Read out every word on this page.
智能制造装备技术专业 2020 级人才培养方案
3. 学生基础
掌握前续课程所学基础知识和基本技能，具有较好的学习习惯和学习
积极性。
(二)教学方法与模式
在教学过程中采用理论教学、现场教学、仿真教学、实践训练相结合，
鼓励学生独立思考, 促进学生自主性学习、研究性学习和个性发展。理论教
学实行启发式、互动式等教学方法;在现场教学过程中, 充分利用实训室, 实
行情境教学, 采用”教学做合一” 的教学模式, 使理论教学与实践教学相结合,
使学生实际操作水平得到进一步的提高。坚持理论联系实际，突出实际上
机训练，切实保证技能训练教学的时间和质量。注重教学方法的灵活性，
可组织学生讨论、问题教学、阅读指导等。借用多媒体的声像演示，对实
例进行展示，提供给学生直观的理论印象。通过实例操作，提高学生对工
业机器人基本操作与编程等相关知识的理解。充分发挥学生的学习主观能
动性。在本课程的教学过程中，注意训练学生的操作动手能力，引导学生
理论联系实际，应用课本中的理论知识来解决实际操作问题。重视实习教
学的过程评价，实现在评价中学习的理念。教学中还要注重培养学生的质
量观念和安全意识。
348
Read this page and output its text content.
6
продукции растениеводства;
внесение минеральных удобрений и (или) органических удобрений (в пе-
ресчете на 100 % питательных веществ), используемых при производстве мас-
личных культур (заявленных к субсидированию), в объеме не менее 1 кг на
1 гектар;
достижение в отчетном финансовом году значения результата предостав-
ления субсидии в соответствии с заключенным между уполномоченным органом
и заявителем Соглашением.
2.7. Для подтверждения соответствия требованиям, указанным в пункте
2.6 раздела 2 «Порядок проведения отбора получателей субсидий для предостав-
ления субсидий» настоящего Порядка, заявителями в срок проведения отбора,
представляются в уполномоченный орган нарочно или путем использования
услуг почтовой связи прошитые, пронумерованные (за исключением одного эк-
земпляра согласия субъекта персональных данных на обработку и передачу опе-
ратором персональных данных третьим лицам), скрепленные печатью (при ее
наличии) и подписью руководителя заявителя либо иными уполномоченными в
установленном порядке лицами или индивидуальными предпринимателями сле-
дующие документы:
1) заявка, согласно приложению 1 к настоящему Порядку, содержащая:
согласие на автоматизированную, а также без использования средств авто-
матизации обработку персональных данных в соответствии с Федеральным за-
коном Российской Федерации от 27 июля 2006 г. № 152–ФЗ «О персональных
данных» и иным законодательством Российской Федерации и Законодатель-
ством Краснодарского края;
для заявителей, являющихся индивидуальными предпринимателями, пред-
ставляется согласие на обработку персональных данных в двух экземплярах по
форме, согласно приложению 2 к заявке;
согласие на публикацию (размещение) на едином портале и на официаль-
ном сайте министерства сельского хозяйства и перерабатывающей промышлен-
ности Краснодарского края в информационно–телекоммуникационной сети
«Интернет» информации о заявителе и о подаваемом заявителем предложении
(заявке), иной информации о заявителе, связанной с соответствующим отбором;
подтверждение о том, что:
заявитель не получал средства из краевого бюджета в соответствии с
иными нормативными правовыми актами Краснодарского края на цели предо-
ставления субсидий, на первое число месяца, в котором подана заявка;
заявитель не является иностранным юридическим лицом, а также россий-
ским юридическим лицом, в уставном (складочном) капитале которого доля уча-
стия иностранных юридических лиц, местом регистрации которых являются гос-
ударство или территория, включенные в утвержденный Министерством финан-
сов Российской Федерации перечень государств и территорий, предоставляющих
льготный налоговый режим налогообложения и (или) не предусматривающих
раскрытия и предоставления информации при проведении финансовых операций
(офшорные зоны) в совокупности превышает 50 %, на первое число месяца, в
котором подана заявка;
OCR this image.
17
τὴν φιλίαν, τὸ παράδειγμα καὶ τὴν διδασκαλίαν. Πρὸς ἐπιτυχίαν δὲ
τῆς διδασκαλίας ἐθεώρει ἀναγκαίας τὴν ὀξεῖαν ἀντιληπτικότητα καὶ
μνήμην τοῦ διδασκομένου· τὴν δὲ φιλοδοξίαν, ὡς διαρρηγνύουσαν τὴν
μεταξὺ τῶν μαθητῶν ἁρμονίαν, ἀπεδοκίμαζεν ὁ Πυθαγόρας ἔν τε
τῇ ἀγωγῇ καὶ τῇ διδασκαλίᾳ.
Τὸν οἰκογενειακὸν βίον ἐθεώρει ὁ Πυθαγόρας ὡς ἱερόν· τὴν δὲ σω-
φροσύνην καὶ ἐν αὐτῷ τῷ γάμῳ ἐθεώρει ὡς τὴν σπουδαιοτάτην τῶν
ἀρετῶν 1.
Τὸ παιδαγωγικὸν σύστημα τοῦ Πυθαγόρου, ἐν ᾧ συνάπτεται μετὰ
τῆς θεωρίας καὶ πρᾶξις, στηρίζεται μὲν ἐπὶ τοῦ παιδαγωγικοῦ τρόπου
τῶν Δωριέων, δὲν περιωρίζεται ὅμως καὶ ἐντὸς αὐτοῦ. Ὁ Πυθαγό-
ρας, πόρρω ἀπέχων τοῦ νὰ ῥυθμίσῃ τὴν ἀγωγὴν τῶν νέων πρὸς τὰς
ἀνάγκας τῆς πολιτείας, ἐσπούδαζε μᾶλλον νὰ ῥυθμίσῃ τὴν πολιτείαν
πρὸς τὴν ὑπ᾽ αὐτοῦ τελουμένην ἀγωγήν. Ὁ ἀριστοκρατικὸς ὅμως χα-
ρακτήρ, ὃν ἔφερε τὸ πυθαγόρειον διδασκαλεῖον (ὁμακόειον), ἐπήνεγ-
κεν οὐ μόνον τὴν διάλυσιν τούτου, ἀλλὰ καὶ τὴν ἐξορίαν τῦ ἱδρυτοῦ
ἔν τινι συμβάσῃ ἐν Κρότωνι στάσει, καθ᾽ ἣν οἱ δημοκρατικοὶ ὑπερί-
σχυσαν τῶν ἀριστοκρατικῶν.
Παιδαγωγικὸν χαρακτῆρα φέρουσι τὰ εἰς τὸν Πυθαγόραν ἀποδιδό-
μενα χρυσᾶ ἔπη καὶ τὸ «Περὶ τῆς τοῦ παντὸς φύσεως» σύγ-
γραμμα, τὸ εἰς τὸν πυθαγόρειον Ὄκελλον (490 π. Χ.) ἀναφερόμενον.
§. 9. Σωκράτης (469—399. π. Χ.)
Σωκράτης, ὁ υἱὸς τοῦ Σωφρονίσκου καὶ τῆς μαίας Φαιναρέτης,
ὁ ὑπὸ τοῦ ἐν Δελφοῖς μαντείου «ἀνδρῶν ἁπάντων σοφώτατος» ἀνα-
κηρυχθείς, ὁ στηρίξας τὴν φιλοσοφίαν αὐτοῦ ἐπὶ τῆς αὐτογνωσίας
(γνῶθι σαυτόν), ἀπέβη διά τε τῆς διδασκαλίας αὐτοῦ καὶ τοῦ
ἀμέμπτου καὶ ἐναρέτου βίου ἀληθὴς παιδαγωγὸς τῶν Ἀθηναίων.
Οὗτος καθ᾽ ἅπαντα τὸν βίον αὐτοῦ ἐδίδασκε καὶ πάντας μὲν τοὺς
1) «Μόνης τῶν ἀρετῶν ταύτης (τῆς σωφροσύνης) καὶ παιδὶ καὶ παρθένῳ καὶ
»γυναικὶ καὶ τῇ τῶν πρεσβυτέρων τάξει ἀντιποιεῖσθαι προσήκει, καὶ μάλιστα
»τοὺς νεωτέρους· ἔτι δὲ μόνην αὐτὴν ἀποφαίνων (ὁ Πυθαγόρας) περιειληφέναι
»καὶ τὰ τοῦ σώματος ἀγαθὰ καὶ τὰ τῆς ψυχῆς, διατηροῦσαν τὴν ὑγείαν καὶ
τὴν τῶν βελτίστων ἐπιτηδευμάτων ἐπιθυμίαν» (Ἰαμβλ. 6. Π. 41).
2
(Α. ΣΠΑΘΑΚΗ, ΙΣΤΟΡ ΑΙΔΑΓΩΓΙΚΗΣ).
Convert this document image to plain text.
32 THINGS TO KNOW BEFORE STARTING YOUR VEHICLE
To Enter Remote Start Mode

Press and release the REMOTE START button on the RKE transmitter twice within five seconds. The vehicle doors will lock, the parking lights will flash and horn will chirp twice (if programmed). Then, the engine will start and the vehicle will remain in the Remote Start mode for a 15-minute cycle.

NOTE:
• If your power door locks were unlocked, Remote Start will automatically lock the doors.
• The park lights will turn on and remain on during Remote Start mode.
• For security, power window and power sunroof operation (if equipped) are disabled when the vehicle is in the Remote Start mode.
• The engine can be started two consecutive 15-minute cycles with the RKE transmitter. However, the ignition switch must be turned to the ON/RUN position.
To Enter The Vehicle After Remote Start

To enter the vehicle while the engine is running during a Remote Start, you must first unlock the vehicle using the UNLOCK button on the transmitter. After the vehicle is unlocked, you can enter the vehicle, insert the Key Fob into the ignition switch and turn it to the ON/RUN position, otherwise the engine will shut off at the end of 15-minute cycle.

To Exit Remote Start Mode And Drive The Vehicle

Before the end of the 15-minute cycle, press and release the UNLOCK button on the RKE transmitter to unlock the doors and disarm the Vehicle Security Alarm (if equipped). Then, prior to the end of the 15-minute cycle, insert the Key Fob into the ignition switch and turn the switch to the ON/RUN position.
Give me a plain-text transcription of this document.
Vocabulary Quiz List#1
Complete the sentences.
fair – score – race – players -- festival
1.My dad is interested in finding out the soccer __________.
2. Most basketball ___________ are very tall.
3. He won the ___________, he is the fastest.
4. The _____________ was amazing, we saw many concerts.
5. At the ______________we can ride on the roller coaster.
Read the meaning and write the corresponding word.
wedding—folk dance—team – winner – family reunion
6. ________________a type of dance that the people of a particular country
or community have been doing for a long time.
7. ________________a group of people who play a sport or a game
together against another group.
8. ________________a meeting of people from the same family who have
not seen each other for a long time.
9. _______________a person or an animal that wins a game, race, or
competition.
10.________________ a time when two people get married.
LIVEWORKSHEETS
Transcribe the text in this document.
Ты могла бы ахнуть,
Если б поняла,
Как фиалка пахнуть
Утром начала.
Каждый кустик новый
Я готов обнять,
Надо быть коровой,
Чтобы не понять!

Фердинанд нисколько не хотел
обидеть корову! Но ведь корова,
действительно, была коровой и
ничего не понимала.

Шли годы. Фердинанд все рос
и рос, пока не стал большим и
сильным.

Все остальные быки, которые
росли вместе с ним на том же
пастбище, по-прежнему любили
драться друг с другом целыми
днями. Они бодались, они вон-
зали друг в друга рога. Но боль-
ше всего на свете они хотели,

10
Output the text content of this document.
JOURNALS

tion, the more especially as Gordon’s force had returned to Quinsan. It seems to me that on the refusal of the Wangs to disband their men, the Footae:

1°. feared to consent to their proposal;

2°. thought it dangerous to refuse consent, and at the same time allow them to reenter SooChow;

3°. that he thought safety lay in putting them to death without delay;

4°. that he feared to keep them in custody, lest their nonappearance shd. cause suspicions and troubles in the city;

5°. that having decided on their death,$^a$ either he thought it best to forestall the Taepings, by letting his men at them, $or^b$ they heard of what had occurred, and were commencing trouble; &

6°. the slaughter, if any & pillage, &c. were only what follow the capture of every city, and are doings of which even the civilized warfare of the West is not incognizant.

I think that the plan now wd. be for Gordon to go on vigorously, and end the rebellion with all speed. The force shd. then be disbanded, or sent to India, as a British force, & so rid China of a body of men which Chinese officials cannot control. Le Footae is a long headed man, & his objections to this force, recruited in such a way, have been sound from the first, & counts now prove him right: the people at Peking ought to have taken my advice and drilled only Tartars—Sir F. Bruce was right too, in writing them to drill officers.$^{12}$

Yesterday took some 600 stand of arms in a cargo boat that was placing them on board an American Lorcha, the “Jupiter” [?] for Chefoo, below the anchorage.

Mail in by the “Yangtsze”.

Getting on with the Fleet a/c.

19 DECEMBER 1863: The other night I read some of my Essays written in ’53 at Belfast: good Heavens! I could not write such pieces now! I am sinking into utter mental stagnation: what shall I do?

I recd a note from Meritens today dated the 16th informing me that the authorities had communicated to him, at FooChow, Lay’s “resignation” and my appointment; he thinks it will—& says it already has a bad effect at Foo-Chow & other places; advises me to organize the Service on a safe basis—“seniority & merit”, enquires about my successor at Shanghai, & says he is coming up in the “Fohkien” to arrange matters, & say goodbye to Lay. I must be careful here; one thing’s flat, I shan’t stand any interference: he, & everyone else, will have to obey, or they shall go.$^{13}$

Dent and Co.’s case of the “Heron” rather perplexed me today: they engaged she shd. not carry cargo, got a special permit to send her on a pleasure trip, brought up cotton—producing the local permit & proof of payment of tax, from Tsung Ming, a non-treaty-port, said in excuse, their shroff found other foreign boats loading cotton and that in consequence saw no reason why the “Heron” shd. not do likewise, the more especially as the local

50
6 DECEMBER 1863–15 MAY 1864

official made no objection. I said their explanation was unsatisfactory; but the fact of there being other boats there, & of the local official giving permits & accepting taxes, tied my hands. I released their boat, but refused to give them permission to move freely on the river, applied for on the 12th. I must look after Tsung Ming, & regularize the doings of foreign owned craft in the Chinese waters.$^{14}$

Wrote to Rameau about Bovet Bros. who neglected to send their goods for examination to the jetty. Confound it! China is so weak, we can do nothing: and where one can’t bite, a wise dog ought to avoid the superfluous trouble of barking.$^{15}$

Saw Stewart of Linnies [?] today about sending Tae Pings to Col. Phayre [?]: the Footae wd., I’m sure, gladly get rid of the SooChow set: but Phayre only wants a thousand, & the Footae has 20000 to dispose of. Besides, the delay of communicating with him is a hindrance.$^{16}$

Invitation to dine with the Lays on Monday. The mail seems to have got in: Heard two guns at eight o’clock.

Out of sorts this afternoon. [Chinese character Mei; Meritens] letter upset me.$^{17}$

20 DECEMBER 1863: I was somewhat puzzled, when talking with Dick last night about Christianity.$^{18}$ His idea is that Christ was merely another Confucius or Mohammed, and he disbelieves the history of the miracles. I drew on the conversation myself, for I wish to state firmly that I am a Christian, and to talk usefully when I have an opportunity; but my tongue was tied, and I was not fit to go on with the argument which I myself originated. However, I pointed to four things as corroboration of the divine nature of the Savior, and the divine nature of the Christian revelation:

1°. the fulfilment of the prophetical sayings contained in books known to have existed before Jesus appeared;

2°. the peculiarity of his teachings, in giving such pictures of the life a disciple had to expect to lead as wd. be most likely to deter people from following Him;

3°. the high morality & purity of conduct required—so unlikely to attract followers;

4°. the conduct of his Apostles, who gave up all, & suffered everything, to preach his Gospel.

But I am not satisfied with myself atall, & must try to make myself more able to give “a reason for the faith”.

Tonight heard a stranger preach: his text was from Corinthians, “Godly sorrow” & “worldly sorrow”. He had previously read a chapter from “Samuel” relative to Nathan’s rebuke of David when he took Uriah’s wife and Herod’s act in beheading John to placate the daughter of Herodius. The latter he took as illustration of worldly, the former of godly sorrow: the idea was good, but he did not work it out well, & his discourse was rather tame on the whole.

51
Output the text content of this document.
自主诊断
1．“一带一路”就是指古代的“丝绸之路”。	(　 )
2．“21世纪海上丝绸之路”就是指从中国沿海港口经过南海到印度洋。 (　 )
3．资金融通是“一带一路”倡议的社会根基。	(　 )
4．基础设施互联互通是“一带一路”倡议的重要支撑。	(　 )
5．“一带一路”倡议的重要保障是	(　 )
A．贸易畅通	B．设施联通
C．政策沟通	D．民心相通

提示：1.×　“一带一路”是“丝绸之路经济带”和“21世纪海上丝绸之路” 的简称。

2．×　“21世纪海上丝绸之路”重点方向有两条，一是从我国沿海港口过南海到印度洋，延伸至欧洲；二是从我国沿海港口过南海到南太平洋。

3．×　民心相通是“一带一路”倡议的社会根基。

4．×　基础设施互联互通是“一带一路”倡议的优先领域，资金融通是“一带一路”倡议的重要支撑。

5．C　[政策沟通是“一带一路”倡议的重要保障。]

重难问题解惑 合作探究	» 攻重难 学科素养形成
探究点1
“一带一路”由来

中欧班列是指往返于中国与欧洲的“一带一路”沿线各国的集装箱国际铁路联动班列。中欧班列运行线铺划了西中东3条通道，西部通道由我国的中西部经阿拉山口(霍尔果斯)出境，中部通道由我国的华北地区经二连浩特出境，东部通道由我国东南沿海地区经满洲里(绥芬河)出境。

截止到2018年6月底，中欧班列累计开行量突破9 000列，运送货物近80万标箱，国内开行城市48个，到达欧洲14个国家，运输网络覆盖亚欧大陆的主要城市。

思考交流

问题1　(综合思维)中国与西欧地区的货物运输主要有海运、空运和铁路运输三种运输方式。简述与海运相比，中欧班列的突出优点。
◇ ◇ ◇ ◇ ◇ ◇ ◇
◆ EXERCISE PROMPT: Locate and copy each line in the data above that includes the word "preach".

◆ SOLUTION TO THE EXERCISE:
4°. the conduct of his Apostles, who gave up all, & suffered everything, to preach his Gospel.
Tonight heard a stranger preach: his text was from Corinthians, “Godly sorrow” & “worldly sorrow”. He had previously read a chapter from “Samuel” relative to Nathan’s rebuke of David when he took Uriah’s wife and Herod’s act in beheading John to placate the daughter of Herodius. The latter he took as illustration of worldly, the former of godly sorrow: the idea was good, but he did not work it out well, & his discourse was rather tame on the whole.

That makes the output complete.